- WORK TASK:
From the records that follow, copy every line that contains the word "with".

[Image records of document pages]

────────

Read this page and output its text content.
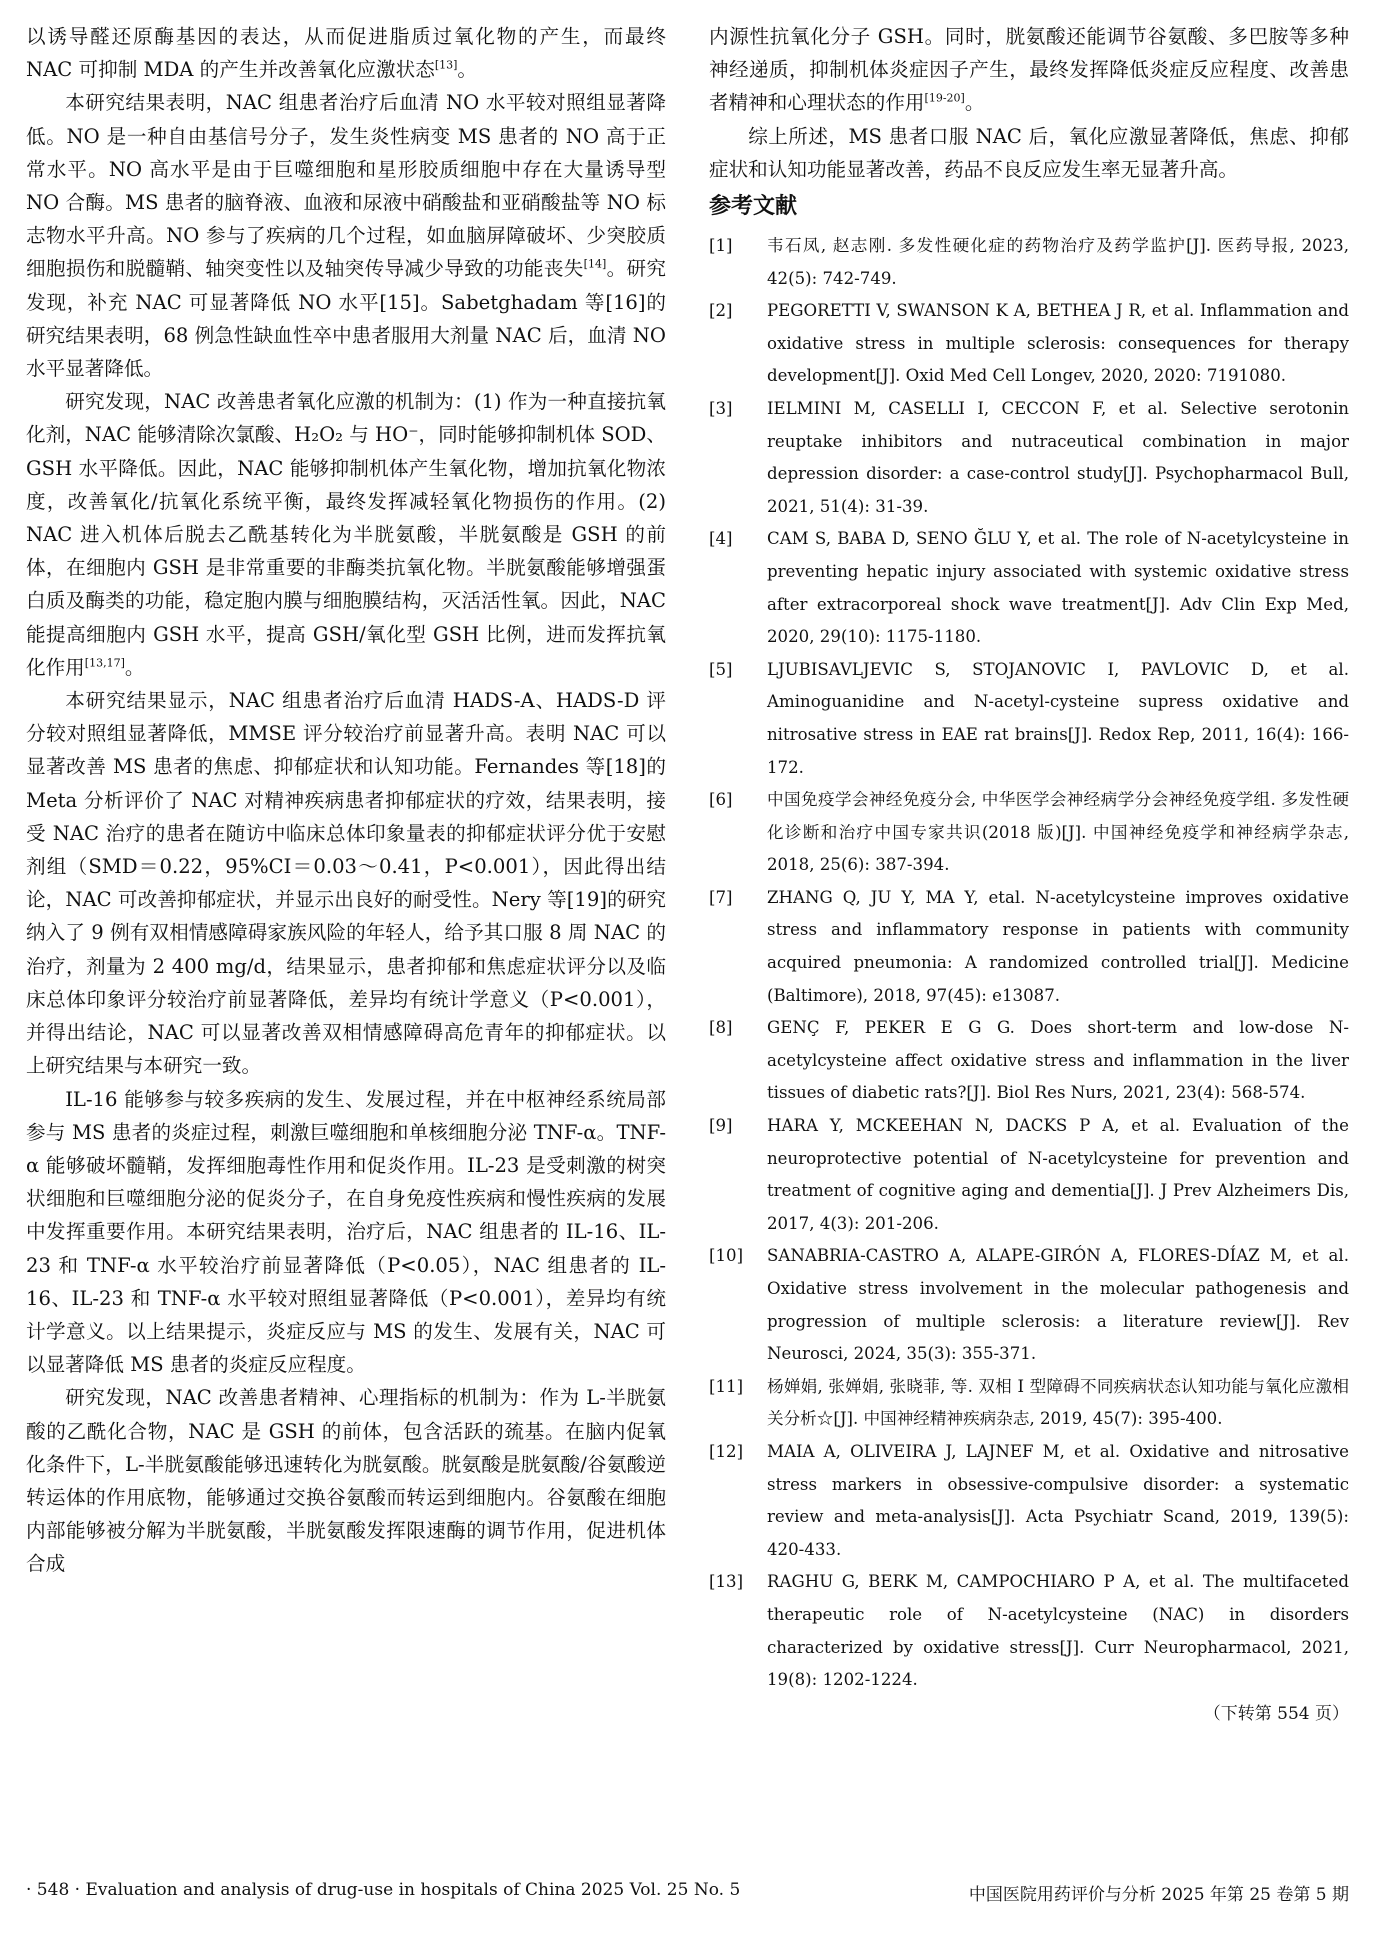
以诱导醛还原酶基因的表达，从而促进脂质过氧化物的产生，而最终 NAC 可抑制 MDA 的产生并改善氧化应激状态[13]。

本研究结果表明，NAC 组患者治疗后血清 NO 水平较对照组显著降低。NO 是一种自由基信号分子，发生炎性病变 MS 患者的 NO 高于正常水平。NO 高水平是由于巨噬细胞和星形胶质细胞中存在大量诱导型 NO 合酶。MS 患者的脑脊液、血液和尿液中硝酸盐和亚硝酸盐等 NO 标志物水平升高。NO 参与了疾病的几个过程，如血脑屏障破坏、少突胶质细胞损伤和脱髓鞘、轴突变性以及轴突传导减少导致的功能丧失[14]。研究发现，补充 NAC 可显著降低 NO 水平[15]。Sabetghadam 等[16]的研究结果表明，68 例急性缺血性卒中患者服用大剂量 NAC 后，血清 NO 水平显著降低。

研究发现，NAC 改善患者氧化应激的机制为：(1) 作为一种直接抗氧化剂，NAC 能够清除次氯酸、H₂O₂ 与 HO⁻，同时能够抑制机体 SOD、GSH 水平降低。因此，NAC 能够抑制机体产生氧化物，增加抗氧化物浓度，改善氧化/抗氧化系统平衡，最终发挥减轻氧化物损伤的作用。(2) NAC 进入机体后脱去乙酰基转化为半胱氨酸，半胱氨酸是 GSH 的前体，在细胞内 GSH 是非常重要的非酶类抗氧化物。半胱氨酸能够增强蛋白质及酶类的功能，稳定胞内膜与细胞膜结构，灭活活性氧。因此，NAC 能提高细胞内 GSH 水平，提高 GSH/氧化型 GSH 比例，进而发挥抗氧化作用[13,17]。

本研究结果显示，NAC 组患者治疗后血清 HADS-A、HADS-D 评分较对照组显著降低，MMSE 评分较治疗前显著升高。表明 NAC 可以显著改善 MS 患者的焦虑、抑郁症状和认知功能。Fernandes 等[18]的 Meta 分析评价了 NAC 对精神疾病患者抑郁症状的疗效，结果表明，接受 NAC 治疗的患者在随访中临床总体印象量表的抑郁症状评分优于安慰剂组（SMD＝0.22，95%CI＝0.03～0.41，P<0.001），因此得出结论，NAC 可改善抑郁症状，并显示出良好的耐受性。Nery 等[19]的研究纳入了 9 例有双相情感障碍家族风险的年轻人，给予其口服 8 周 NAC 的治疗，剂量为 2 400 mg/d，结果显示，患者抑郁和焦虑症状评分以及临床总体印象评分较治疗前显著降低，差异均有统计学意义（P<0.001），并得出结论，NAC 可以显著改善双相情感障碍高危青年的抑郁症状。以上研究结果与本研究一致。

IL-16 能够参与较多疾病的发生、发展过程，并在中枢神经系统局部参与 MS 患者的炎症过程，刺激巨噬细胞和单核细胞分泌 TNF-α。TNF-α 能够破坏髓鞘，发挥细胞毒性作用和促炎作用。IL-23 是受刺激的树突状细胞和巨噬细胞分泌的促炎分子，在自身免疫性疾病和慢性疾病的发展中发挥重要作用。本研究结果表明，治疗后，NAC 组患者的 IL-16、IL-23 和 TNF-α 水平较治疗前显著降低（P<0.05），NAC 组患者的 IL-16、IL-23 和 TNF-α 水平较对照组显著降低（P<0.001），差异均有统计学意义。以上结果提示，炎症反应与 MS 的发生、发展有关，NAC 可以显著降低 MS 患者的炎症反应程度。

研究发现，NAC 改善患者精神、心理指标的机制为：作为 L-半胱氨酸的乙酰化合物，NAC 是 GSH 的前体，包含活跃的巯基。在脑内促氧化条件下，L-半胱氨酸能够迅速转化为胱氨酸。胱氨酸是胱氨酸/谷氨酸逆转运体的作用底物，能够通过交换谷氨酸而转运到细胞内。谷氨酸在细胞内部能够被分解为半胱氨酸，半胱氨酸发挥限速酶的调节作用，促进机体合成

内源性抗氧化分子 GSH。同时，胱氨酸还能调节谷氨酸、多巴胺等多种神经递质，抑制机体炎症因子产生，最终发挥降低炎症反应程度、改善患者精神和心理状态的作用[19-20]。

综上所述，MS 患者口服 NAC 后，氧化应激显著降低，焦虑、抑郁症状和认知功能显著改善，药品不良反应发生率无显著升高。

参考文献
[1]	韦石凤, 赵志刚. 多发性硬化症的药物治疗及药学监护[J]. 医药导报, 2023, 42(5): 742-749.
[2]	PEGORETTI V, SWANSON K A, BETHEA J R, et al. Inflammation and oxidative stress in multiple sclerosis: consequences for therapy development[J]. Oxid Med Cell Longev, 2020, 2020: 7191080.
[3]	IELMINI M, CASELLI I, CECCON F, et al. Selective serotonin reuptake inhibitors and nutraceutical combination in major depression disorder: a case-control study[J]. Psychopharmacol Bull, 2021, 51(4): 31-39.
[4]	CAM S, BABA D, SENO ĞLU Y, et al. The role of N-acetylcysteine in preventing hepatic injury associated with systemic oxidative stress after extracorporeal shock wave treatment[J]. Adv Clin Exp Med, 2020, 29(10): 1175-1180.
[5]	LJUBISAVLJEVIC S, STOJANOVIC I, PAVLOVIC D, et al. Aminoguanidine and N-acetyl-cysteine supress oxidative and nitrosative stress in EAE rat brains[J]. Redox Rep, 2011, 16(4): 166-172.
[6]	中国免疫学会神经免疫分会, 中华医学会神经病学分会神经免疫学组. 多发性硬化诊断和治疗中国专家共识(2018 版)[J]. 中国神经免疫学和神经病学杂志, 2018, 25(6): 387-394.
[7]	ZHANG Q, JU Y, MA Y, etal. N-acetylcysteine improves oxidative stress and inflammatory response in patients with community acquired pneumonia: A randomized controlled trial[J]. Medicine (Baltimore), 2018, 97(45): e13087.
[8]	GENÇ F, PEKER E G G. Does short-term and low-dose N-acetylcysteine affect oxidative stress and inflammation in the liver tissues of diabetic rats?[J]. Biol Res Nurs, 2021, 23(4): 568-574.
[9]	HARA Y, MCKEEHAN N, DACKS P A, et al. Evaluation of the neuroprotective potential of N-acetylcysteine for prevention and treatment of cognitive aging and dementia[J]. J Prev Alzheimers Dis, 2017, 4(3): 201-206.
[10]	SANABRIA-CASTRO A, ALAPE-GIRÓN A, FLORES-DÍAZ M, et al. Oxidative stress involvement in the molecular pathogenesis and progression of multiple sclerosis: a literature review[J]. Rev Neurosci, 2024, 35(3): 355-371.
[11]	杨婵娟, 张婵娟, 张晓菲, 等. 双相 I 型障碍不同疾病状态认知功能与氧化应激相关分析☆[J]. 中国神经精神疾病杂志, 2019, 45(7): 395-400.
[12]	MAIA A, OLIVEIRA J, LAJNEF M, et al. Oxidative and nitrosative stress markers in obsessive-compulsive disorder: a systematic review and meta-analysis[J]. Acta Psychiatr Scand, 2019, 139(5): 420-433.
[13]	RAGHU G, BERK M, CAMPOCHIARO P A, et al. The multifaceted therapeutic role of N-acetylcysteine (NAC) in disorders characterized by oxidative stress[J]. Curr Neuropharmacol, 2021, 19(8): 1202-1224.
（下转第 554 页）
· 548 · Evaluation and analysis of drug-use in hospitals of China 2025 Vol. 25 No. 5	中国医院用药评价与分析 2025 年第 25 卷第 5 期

────────

- TASK RESULT:
[4]	CAM S, BABA D, SENO ĞLU Y, et al. The role of N-acetylcysteine in preventing hepatic injury associated with systemic oxidative stress after extracorporeal shock wave treatment[J]. Adv Clin Exp Med, 2020, 29(10): 1175-1180.
[7]	ZHANG Q, JU Y, MA Y, etal. N-acetylcysteine improves oxidative stress and inflammatory response in patients with community acquired pneumonia: A randomized controlled trial[J]. Medicine (Baltimore), 2018, 97(45): e13087.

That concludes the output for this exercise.